───── DATASET RECORDS ─────
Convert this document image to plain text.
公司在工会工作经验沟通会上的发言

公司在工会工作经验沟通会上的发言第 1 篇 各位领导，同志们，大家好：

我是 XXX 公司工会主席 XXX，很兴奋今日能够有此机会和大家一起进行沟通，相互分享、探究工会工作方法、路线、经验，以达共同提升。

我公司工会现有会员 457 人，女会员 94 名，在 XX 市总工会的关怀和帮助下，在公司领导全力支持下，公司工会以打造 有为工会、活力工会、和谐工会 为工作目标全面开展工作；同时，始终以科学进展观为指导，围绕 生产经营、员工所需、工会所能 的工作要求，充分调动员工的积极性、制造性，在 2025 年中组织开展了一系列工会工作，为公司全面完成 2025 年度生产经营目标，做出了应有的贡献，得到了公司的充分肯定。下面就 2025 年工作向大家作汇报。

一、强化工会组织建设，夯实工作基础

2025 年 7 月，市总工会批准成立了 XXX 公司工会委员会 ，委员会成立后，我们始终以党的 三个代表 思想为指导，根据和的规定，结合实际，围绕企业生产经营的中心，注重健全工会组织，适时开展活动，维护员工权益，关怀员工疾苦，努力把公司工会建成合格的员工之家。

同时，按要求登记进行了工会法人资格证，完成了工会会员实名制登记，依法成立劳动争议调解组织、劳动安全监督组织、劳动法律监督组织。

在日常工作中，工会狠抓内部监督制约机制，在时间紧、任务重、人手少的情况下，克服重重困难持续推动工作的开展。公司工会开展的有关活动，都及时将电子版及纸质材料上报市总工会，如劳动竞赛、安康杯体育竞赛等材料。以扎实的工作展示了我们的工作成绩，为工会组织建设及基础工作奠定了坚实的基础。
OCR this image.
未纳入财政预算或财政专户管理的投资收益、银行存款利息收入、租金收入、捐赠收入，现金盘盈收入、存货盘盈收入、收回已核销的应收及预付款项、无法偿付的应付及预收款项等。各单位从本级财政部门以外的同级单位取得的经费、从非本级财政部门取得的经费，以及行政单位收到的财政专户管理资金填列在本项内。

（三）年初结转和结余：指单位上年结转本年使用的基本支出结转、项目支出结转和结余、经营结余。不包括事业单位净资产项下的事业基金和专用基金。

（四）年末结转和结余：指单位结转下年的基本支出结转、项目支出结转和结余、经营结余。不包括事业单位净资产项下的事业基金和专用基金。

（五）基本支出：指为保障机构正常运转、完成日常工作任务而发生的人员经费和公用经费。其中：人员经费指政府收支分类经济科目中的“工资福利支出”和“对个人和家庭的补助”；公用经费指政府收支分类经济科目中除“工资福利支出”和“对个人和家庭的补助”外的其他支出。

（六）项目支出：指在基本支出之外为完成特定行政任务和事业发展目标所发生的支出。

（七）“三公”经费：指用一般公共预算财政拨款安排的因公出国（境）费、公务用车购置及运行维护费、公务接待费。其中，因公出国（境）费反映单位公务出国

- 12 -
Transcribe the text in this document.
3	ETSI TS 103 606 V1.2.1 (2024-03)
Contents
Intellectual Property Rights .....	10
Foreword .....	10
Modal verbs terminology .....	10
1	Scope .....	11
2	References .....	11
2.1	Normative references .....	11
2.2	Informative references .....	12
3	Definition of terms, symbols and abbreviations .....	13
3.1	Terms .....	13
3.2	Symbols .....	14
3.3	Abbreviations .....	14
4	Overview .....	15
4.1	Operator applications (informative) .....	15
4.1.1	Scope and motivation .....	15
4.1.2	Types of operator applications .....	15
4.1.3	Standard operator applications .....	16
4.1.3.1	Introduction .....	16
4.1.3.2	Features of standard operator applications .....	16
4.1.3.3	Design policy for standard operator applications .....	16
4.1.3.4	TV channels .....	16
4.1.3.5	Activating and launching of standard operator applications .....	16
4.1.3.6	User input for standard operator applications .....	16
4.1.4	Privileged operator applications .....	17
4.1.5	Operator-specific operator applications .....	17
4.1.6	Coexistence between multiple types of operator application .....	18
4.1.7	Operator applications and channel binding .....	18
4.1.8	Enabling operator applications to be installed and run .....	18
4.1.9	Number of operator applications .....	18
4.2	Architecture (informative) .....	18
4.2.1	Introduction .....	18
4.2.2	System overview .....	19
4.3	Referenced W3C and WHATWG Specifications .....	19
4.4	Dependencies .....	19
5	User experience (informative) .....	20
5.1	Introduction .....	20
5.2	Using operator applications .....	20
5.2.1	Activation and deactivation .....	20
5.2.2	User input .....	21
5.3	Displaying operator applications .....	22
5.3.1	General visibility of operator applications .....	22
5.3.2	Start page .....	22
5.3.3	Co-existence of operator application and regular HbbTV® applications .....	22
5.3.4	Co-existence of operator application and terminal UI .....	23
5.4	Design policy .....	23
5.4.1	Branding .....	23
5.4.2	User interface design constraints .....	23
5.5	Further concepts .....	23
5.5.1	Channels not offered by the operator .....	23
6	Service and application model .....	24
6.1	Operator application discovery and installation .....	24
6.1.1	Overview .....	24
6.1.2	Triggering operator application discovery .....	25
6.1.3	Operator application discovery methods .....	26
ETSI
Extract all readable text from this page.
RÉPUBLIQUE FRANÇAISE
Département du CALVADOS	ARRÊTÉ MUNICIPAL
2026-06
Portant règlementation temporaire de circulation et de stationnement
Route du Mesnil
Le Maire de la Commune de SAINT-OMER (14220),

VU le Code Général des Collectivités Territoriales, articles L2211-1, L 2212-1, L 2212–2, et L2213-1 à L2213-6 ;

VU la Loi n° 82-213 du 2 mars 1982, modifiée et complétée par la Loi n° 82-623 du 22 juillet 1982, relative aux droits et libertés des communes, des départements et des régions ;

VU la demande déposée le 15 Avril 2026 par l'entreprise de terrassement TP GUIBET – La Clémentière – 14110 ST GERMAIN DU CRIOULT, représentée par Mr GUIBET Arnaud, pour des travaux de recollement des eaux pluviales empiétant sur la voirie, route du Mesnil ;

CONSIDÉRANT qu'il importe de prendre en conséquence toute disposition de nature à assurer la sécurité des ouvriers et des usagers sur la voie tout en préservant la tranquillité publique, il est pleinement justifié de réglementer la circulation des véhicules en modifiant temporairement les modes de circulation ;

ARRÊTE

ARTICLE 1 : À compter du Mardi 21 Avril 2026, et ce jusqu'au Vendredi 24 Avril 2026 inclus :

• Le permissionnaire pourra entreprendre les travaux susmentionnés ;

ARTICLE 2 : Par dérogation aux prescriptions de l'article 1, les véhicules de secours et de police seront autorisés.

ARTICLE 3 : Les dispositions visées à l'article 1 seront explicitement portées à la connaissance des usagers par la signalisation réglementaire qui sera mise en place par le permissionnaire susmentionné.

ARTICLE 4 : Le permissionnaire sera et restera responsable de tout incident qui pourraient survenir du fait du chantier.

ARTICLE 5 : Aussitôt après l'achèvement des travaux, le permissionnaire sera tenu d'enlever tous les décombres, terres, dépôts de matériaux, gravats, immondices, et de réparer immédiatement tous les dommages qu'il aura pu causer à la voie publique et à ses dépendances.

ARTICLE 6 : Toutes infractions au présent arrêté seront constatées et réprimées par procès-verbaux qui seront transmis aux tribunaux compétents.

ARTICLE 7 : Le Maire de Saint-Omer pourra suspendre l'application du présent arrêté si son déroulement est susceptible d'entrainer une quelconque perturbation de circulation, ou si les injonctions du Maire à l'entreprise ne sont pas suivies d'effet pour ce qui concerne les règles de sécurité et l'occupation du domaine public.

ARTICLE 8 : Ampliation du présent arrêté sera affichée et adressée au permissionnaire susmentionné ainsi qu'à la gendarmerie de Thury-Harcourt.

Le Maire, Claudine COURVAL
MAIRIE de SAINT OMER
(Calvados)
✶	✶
─────
> [WORK REQUIRED] Report how many lines in these entries contain "经营结余". Answer with the number only.

> [EXERCISE RESPONSE] 2